*Obiettivo a*. Riporta testualmente le righe dei dati, cominciando da quella che contiene "What elements are" e fermandoti dopo quella che contiene "data-point [681,138,704,162]". Escludi le immagini.

Visita all’area archeologica del Museo Minerario di Abbadia San Salvatore

Una visita tra presente e passato nei dintorni dell’area archeologica del Museo Minerario raccontata da Monia Montigiani, abitante doc. di Abbadia San Salvatore.

Un trekking tra le vecchie gallerie

Verso i primi di Agosto ricevo un invito per un evento al Parco Museo Minerario. Non sembra essere una semplice visita al museo ma un trekking alla scoperta delle vecchie gallerie. Tra i punti di interesse sono citati il pozzo Garibaldi, gli edifici della direzione, la zona delle Lame ed altro ancora. Rifletto e penso che tutto ciò si trova all’interno di quel cancello che da sempre ricordo color ruggine e assolutamente chiuso.

La visita

Il giorno della visita ci ritroviamo al museo, la guida puntuale e cordiale ad accoglierci. Solo io e mio marito siamo di Abbadia, gli altri partecipanti sono turisti in soggiorno nella zona. Percorriamo un breve tratto e poco tempo dopo ecco apparire le chiavi di quel rugginoso cancello, entriamo finalmente nell’area che all’occhio di un locale risulta inaccessibile.

*Dati estratti*.
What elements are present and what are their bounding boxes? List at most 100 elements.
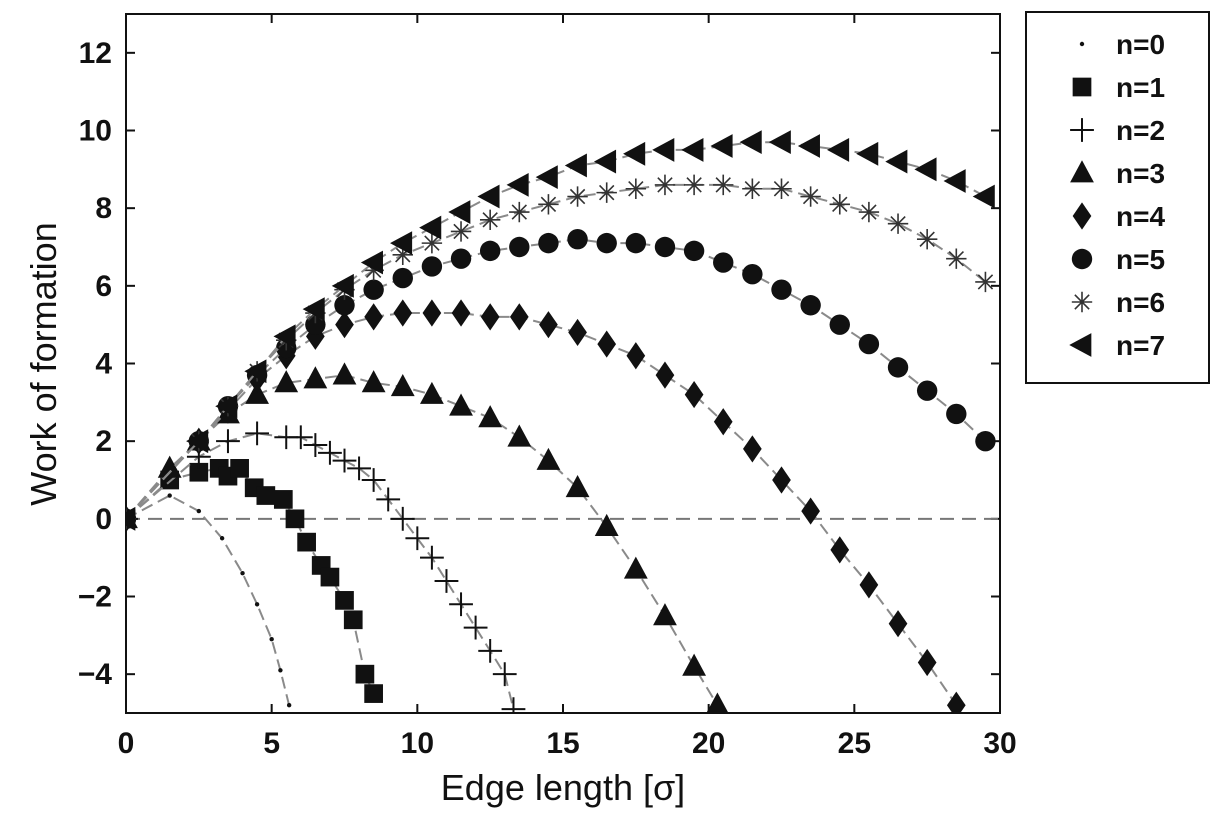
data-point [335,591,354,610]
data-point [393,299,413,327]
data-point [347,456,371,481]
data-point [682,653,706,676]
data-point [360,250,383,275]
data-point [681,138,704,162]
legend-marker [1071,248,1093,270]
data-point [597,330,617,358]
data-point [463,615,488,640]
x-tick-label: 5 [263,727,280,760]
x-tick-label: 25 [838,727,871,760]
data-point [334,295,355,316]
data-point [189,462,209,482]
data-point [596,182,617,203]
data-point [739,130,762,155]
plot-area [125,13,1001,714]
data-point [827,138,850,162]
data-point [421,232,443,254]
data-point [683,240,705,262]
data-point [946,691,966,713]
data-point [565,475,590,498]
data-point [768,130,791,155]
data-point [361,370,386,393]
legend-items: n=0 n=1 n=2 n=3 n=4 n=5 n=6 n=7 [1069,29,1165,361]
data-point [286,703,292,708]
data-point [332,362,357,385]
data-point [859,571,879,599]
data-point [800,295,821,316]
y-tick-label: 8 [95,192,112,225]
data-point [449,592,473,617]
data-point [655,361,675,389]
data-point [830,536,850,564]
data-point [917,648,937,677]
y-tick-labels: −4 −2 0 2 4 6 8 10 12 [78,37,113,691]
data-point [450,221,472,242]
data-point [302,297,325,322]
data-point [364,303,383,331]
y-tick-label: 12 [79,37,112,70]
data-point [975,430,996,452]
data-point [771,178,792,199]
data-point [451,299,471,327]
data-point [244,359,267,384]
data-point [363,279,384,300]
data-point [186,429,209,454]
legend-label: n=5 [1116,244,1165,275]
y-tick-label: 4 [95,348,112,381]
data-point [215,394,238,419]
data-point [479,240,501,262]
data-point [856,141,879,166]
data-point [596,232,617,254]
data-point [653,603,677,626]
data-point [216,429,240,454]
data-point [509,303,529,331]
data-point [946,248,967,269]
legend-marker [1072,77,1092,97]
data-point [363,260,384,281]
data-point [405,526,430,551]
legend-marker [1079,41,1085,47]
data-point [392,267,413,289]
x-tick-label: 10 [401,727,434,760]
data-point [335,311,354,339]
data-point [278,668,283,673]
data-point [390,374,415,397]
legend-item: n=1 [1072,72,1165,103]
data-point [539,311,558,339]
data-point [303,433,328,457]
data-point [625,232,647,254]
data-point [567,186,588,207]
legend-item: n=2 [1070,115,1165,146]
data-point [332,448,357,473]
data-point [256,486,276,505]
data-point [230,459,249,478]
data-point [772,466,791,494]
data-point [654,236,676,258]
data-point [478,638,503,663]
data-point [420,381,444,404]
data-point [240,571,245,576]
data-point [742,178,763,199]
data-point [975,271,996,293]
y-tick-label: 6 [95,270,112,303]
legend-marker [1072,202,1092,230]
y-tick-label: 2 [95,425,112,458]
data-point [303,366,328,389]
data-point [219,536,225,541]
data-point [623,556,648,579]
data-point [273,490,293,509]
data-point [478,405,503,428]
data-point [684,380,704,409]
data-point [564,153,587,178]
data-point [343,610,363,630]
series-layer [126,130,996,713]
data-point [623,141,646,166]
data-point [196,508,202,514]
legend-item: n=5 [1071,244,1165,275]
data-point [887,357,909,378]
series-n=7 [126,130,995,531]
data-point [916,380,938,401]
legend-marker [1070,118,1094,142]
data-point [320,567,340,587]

---

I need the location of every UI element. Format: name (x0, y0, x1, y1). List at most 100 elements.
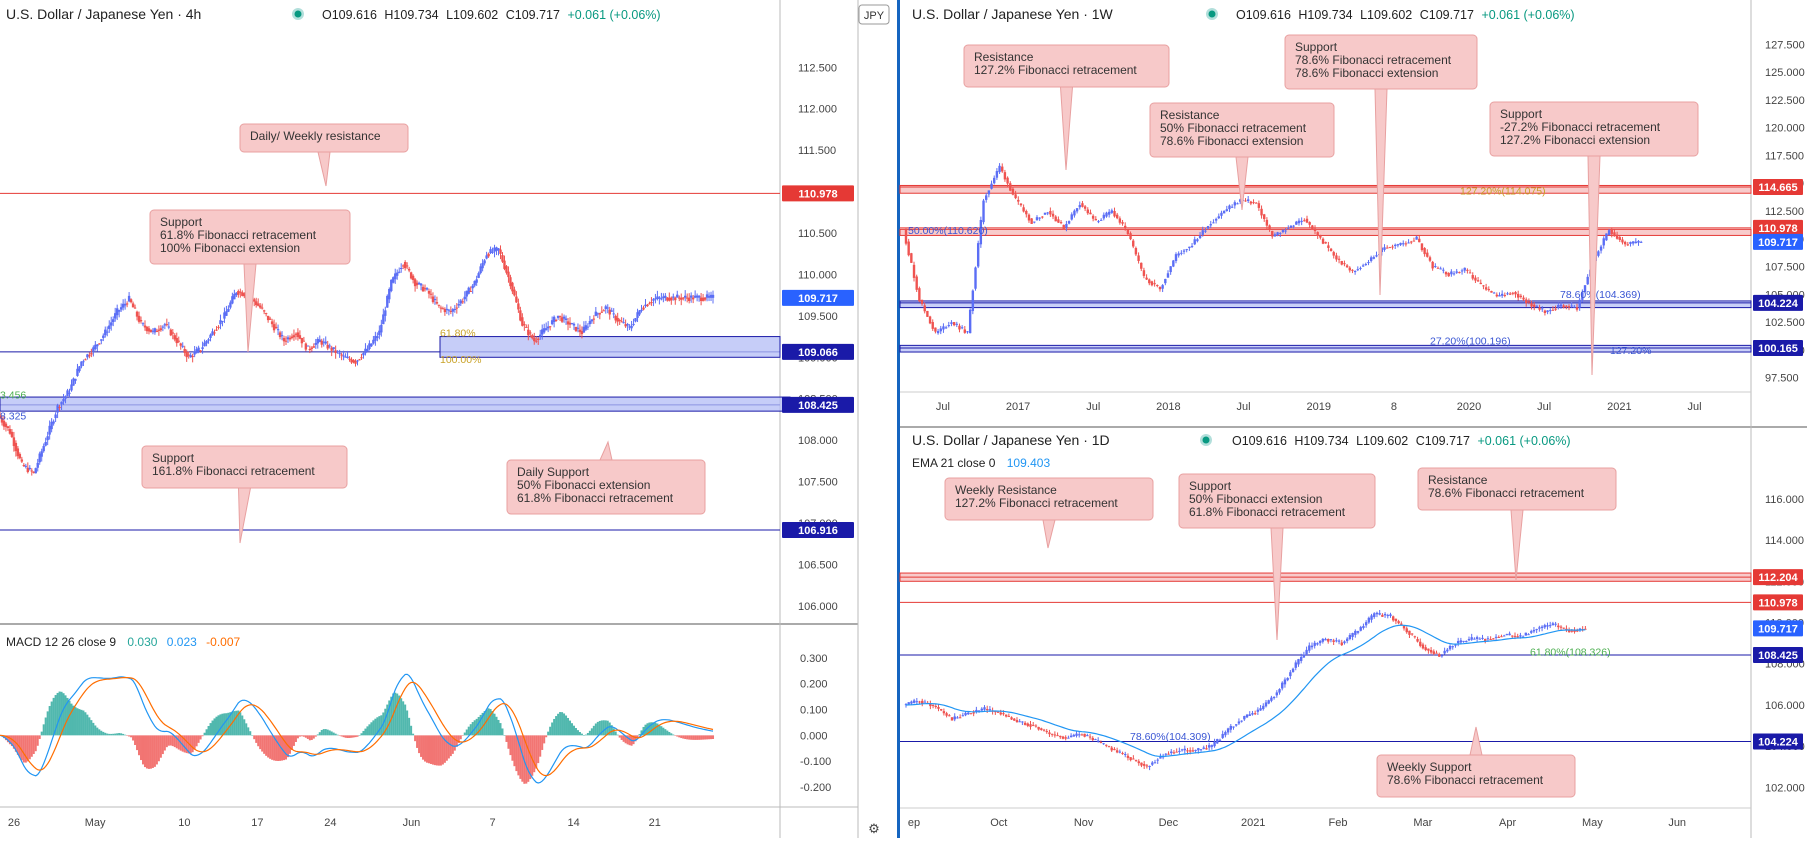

*Obiettivo b*. Prosegui il brano sulla visita all'area archeologica del Museo Minerario di Abbadia San Salvatore a partire dalla sua ultima frase.

*Risultato dell'esercizio a*.
What elements are present and what are their bounding boxes? List at most 100 elements.
data-point [335,591,354,610]
data-point [393,299,413,327]
data-point [347,456,371,481]
data-point [682,653,706,676]
data-point [360,250,383,275]
data-point [681,138,704,162]

*Risultato dell'esercizio b*.
Sembrava di aver riavvolto il nastro del tempo.

La guida ci ha condotto in un prato in cui sono stati lasciati i famosi vagoni di ferro, la zona chiamata “Cimitero dei vagoni”. Il termine mi è sembrato poco appropriato visto che le ruote girano ancora, segno evidente della manutenzione maniacale degli addetti ai lavori del tempo.

Poco più in là l’imbocco della Galleria XXII, una delle vie di accesso dei minatori, dove tratti dei vecchi binari spuntano dall’erba. Subito compare nella fantasia la possibilità di ripercorrere quel tratto con una sorta di treno.

Continuando la visita, passiamo davanti agli Uffici della miniera, la scritta in rilievo ben in vista e perfettamente conservata “Soc. Mercurifera Monte Amiata S.p.A”, i gradini di accesso larghi, a delimitarli due vasi in pietra, dentro i quali sicuramente facevano da cornice piante degne di trovarsi li.

Il pozzo di estrazione del cinabro

Ecco l’imponente impalcatura del pozzo Garibaldi.

Facile immaginare la gabbia che sale e scende con i vagoni che contengono il cinabro: percorreva 400 metri in un minuto e mezzo. Pensavo di aver capito male e stupefatta dalla velocità ho chiesto conferma alla guida!

Un sistema meccanico dove il ruolo dell’arganista (operaio addetto alla manovra degli argani) era cruciale: mediante avvisi sonori e indicatori dei livelli, calcolava il momento giusto, quello senza errori, per la salita di una gabbia e la discesa dell’altra in un sistema meccanico privo di computer.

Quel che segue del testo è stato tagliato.